**Instrução 1:** Liste todas as palavras-chave apresentadas no texto sobre a absolvição sumária no Tribunal do Júri.

**Texto fornecido:**

Resumo
Esta pesquisa pretende discutir a constitucionalidade da decisão proferida pelo juiz togado na fase do Sumário de Culpa (procedimento do Tribunal do Júri), quando ele absolve sumariamente o acusado. Visa a analisar, portanto, se esta decisão pode ser tomada sem que isso implique invasão à competência do Tribunal do Júri para julgar os crimes dolosos contra a vida. Durante o artigo, serão expostos os caracteres gerais do procedimento do Tribunal do Júri, bem como será analisada a maneira como a doutrina trata o tema, ou seja, se consideram que a decisão é constitucional ou não. A pesquisa concluiu pela constitucionalidade da absolvição sumária no procedimento do Tribunal do Júri, desde que respaldada por fortes argumentos do julgador, baseados nas provas coletadas.
Palavras-chave: Absolvição Sumária. Tribunal do Júri. Constitucionalidade.
1 INTRODUÇÃO
Este trabalho visa a debater a possibilidade de o juiz singular, na fase do Sumário de Culpa do procedimento do Tribunal do Júri absolver sumariamente o réu nos crimes dolosos contra a vida, tendo em vista a competência do Tribunal Popular para exercer tal atribuição. A Constituição da República, em seu artigo 5°, inciso XXXVIII, d[1], estabelece a competência do Júri para julgar aqueles que praticam crimes dolosos contra a vida de outrem. Com efeito, este procedimento é subdivido em duas etapas: a fase instrutória, denominada de Sumário de Culpa e a fase do Tribunal do Júri em si ou fase do Plenário. O presente artigo pretende discutir se a decisão, proferida pelo juízo sumariante, é contrária ou não à precitada competência estabelecida na norma constitucional, uma vez que ele analisa o mérito do fato, algo que só poderia ser realizado pelo Conselho de Sentença.

**Itens:**
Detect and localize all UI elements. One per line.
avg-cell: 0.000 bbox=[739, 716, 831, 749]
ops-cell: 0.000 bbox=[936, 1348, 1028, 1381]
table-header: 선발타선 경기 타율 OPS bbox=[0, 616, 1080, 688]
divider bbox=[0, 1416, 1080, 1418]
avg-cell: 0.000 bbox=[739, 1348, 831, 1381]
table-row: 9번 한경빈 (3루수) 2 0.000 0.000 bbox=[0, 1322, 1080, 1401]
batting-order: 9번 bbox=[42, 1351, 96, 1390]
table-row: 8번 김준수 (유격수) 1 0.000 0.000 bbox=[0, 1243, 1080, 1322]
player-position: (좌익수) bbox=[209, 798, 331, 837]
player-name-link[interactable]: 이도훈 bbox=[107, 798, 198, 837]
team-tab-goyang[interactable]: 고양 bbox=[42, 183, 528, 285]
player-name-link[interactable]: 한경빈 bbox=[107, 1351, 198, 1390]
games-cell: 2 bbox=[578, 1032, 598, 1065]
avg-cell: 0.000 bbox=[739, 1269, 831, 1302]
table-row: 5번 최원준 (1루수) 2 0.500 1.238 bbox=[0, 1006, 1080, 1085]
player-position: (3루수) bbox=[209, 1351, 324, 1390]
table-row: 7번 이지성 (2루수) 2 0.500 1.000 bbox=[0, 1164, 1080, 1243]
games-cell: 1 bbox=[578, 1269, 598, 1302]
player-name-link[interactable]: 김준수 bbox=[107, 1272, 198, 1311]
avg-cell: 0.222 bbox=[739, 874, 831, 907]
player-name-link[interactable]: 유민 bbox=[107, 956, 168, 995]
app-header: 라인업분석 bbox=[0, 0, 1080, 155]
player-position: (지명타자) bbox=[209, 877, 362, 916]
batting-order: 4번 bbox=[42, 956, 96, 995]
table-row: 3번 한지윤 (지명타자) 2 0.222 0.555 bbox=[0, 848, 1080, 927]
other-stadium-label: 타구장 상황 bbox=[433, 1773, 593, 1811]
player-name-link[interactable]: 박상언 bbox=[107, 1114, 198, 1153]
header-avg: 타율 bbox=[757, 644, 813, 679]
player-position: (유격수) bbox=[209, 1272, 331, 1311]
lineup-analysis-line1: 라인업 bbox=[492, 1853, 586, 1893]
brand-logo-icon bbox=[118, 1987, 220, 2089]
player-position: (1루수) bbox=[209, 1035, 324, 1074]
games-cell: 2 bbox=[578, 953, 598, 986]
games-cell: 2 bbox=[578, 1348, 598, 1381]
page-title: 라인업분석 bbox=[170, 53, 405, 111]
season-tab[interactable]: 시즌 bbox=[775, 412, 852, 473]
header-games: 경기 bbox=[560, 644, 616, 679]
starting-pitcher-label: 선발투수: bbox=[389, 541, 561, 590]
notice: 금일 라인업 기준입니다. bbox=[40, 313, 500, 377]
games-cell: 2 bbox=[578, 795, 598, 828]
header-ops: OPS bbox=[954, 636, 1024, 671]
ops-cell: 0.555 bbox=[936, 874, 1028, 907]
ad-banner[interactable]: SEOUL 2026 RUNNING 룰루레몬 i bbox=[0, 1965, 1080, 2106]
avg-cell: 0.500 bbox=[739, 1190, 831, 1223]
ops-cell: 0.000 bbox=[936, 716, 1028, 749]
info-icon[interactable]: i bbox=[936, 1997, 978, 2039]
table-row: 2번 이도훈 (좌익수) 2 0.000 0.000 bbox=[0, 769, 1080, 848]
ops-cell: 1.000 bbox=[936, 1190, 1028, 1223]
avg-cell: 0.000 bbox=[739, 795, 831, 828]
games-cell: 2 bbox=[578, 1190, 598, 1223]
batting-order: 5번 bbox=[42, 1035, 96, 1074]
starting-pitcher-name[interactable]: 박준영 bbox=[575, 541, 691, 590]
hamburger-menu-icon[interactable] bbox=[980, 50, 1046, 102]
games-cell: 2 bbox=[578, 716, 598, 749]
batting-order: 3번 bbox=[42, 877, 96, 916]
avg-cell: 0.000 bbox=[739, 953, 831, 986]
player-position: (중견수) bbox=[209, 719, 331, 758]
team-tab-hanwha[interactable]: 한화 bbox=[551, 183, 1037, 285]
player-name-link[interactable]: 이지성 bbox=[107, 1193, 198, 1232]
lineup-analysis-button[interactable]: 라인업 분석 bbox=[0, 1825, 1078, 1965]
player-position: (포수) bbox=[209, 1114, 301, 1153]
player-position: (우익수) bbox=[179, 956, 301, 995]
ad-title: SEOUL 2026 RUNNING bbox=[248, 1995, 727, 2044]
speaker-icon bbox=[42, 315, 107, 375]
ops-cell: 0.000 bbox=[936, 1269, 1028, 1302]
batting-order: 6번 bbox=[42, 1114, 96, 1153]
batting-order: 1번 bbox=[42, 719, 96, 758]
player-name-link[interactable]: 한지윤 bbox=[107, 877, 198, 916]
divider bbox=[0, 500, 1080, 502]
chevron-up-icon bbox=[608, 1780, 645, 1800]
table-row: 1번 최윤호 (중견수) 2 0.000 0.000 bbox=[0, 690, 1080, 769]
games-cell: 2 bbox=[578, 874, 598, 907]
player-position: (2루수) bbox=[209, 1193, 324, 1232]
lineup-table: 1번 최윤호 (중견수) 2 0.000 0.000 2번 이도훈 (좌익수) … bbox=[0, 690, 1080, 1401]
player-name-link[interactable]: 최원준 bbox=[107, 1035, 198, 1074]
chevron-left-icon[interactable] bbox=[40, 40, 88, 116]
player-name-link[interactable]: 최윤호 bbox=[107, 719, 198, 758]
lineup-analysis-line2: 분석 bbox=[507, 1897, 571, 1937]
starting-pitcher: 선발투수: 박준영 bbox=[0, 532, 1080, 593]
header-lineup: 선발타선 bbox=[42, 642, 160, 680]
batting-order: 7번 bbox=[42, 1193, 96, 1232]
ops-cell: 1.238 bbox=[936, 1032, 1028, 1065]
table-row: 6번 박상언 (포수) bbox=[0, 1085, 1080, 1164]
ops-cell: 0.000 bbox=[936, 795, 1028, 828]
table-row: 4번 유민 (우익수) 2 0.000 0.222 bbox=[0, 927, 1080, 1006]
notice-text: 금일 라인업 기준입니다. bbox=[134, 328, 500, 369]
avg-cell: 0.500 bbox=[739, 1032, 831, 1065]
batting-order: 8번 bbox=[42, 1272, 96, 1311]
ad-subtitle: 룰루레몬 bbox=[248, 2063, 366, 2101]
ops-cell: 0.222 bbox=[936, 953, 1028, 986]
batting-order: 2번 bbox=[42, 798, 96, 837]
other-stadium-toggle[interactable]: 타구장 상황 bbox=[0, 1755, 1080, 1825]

**Instrução 2:** Transcreva as linhas dos registros desde a primeira até a que contém "games-cell: 2 bbox=[578, 795, 598, 828]", incluindo ambas.

**Resultado do exercício 1:** Absolvição Sumária; Tribunal do Júri; Constitucionalidade.

**Resultado do exercício 2:**
Detect and localize all UI elements. One per line.
avg-cell: 0.000 bbox=[739, 716, 831, 749]
ops-cell: 0.000 bbox=[936, 1348, 1028, 1381]
table-header: 선발타선 경기 타율 OPS bbox=[0, 616, 1080, 688]
divider bbox=[0, 1416, 1080, 1418]
avg-cell: 0.000 bbox=[739, 1348, 831, 1381]
table-row: 9번 한경빈 (3루수) 2 0.000 0.000 bbox=[0, 1322, 1080, 1401]
batting-order: 9번 bbox=[42, 1351, 96, 1390]
table-row: 8번 김준수 (유격수) 1 0.000 0.000 bbox=[0, 1243, 1080, 1322]
player-position: (좌익수) bbox=[209, 798, 331, 837]
player-name-link[interactable]: 이도훈 bbox=[107, 798, 198, 837]
team-tab-goyang[interactable]: 고양 bbox=[42, 183, 528, 285]
player-name-link[interactable]: 한경빈 bbox=[107, 1351, 198, 1390]
games-cell: 2 bbox=[578, 1032, 598, 1065]
avg-cell: 0.000 bbox=[739, 1269, 831, 1302]
table-row: 5번 최원준 (1루수) 2 0.500 1.238 bbox=[0, 1006, 1080, 1085]
player-position: (3루수) bbox=[209, 1351, 324, 1390]
table-row: 7번 이지성 (2루수) 2 0.500 1.000 bbox=[0, 1164, 1080, 1243]
games-cell: 1 bbox=[578, 1269, 598, 1302]
player-name-link[interactable]: 김준수 bbox=[107, 1272, 198, 1311]
avg-cell: 0.222 bbox=[739, 874, 831, 907]
player-name-link[interactable]: 유민 bbox=[107, 956, 168, 995]
app-header: 라인업분석 bbox=[0, 0, 1080, 155]
player-position: (지명타자) bbox=[209, 877, 362, 916]
batting-order: 4번 bbox=[42, 956, 96, 995]
table-row: 3번 한지윤 (지명타자) 2 0.222 0.555 bbox=[0, 848, 1080, 927]
other-stadium-label: 타구장 상황 bbox=[433, 1773, 593, 1811]
player-name-link[interactable]: 박상언 bbox=[107, 1114, 198, 1153]
header-avg: 타율 bbox=[757, 644, 813, 679]
player-position: (유격수) bbox=[209, 1272, 331, 1311]
lineup-analysis-line1: 라인업 bbox=[492, 1853, 586, 1893]
brand-logo-icon bbox=[118, 1987, 220, 2089]
player-position: (1루수) bbox=[209, 1035, 324, 1074]
games-cell: 2 bbox=[578, 953, 598, 986]
games-cell: 2 bbox=[578, 1348, 598, 1381]
page-title: 라인업분석 bbox=[170, 53, 405, 111]
season-tab[interactable]: 시즌 bbox=[775, 412, 852, 473]
header-games: 경기 bbox=[560, 644, 616, 679]
starting-pitcher-label: 선발투수: bbox=[389, 541, 561, 590]
notice: 금일 라인업 기준입니다. bbox=[40, 313, 500, 377]
games-cell: 2 bbox=[578, 795, 598, 828]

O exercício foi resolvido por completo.